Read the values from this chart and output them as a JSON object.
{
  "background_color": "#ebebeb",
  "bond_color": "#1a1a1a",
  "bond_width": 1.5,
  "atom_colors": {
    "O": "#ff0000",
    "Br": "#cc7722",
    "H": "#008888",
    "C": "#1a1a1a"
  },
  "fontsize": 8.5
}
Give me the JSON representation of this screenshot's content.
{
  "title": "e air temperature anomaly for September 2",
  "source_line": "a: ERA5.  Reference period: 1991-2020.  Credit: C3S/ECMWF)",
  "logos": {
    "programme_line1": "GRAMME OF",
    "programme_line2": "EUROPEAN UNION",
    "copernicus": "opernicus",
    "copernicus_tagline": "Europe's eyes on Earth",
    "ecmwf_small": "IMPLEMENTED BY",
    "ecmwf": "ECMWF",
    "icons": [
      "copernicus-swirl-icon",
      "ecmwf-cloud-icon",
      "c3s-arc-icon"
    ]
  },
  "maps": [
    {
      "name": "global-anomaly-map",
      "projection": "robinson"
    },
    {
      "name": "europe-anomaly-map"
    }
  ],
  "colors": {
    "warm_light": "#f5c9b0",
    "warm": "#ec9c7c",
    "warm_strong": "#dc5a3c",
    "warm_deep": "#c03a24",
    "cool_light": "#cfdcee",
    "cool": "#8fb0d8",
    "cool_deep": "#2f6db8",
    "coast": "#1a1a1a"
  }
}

Challenge:
Above are the records; retype every one exactly.

Finished task:
Read the values from this chart and output them as a JSON object.
{
  "background_color": "#ebebeb",
  "bond_color": "#1a1a1a",
  "bond_width": 1.5,
  "atom_colors": {
    "O": "#ff0000",
    "Br": "#cc7722",
    "H": "#008888",
    "C": "#1a1a1a"
  },
  "fontsize": 8.5
}
Give me the JSON representation of this screenshot's content.
{
  "title": "e air temperature anomaly for September 2",
  "source_line": "a: ERA5.  Reference period: 1991-2020.  Credit: C3S/ECMWF)",
  "logos": {
    "programme_line1": "GRAMME OF",
    "programme_line2": "EUROPEAN UNION",
    "copernicus": "opernicus",
    "copernicus_tagline": "Europe's eyes on Earth",
    "ecmwf_small": "IMPLEMENTED BY",
    "ecmwf": "ECMWF",
    "icons": [
      "copernicus-swirl-icon",
      "ecmwf-cloud-icon",
      "c3s-arc-icon"
    ]
  },
  "maps": [
    {
      "name": "global-anomaly-map",
      "projection": "robinson"
    },
    {
      "name": "europe-anomaly-map"
    }
  ],
  "colors": {
    "warm_light": "#f5c9b0",
    "warm": "#ec9c7c",
    "warm_strong": "#dc5a3c",
    "warm_deep": "#c03a24",
    "cool_light": "#cfdcee",
    "cool": "#8fb0d8",
    "cool_deep": "#2f6db8",
    "coast": "#1a1a1a"
  }
}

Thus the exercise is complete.